**EXERCISE INSTRUCTIONS:**
Give the listing again exactly, omitting its images.
** START OF RECORDS TO USE **
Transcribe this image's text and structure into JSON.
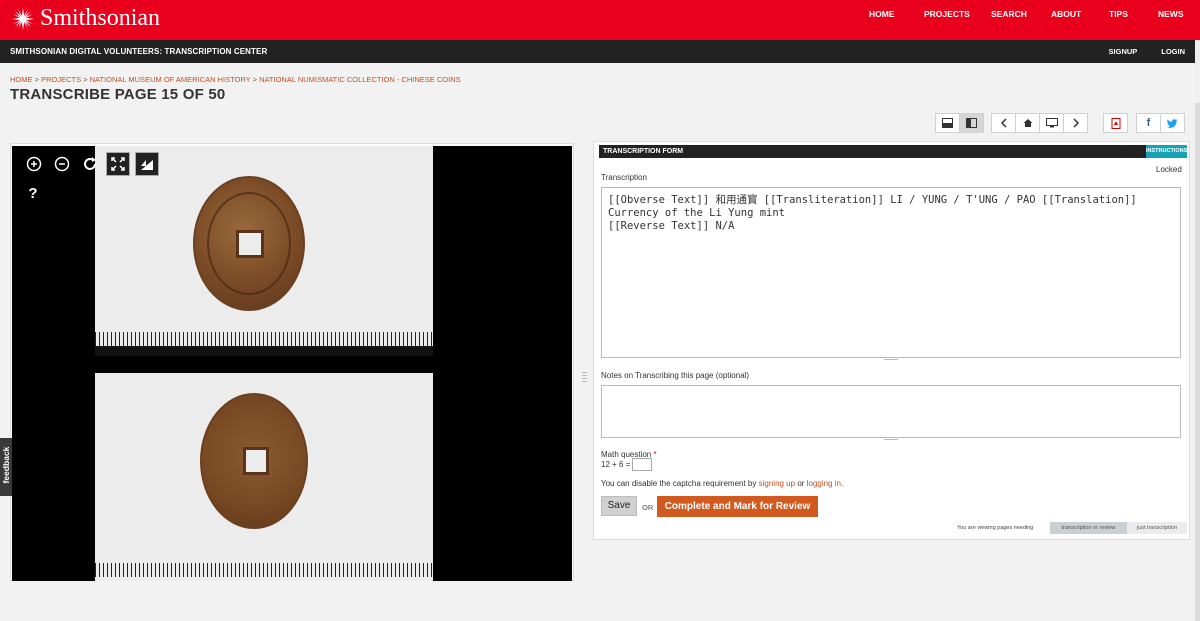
{
  "brand": {
    "name": "Smithsonian",
    "color": "#e8001c"
  },
  "nav": {
    "items": [
      "HOME",
      "PROJECTS",
      "SEARCH",
      "ABOUT",
      "TIPS",
      "NEWS"
    ]
  },
  "subbar": {
    "title": "SMITHSONIAN DIGITAL VOLUNTEERS: TRANSCRIPTION CENTER",
    "signup": "SIGNUP",
    "login": "LOGIN"
  },
  "breadcrumb": [
    "HOME",
    "PROJECTS",
    "NATIONAL MUSEUM OF AMERICAN HISTORY",
    "NATIONAL NUMISMATIC COLLECTION - CHINESE COINS"
  ],
  "page_title": "TRANSCRIBE PAGE 15 OF 50",
  "toolbar_icons": [
    "layout-horizontal-icon",
    "layout-vertical-icon",
    "previous-icon",
    "home-icon",
    "slideshow-icon",
    "next-icon",
    "pdf-icon",
    "facebook-icon",
    "twitter-icon"
  ],
  "viewer": {
    "controls": {
      "help": "?"
    }
  },
  "feedback": "feedback",
  "form": {
    "header": "TRANSCRIPTION FORM",
    "instructions": "INSTRUCTIONS",
    "transcription_label": "Transcription",
    "locked": "Locked",
    "transcription_value": "[[Obverse Text]] 和用通寳 [[Transliteration]] LI / YUNG / T'UNG / PAO [[Translation]]\nCurrency of the Li Yung mint\n[[Reverse Text]] N/A",
    "notes_label": "Notes on Transcribing this page (optional)",
    "notes_value": "",
    "math_label": "Math question",
    "math_required": "*",
    "math_question": "12 + 6 =",
    "captcha_text_before": "You can disable the captcha requirement by",
    "captcha_link_signup": "signing up",
    "captcha_text_or": "or",
    "captcha_link_login": "logging in",
    "captcha_text_after": ".",
    "save": "Save",
    "or": "OR",
    "complete": "Complete and Mark for Review",
    "viewing_text": "You are viewing pages needing",
    "view_tags": [
      "transcription or review",
      "just transcription"
    ],
    "accent_color": "#d35a1e",
    "instructions_color": "#17a3b5"
  }
}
** END OF RECORDS TO USE **
**OUTPUT OF THE TASK:**
Transcribe this image's text and structure into JSON.
{
  "brand": {
    "name": "Smithsonian",
    "color": "#e8001c"
  },
  "nav": {
    "items": [
      "HOME",
      "PROJECTS",
      "SEARCH",
      "ABOUT",
      "TIPS",
      "NEWS"
    ]
  },
  "subbar": {
    "title": "SMITHSONIAN DIGITAL VOLUNTEERS: TRANSCRIPTION CENTER",
    "signup": "SIGNUP",
    "login": "LOGIN"
  },
  "breadcrumb": [
    "HOME",
    "PROJECTS",
    "NATIONAL MUSEUM OF AMERICAN HISTORY",
    "NATIONAL NUMISMATIC COLLECTION - CHINESE COINS"
  ],
  "page_title": "TRANSCRIBE PAGE 15 OF 50",
  "toolbar_icons": [
    "layout-horizontal-icon",
    "layout-vertical-icon",
    "previous-icon",
    "home-icon",
    "slideshow-icon",
    "next-icon",
    "pdf-icon",
    "facebook-icon",
    "twitter-icon"
  ],
  "viewer": {
    "controls": {
      "help": "?"
    }
  },
  "feedback": "feedback",
  "form": {
    "header": "TRANSCRIPTION FORM",
    "instructions": "INSTRUCTIONS",
    "transcription_label": "Transcription",
    "locked": "Locked",
    "transcription_value": "[[Obverse Text]] 和用通寳 [[Transliteration]] LI / YUNG / T'UNG / PAO [[Translation]]\nCurrency of the Li Yung mint\n[[Reverse Text]] N/A",
    "notes_label": "Notes on Transcribing this page (optional)",
    "notes_value": "",
    "math_label": "Math question",
    "math_required": "*",
    "math_question": "12 + 6 =",
    "captcha_text_before": "You can disable the captcha requirement by",
    "captcha_link_signup": "signing up",
    "captcha_text_or": "or",
    "captcha_link_login": "logging in",
    "captcha_text_after": ".",
    "save": "Save",
    "or": "OR",
    "complete": "Complete and Mark for Review",
    "viewing_text": "You are viewing pages needing",
    "view_tags": [
      "transcription or review",
      "just transcription"
    ],
    "accent_color": "#d35a1e",
    "instructions_color": "#17a3b5"
  }
}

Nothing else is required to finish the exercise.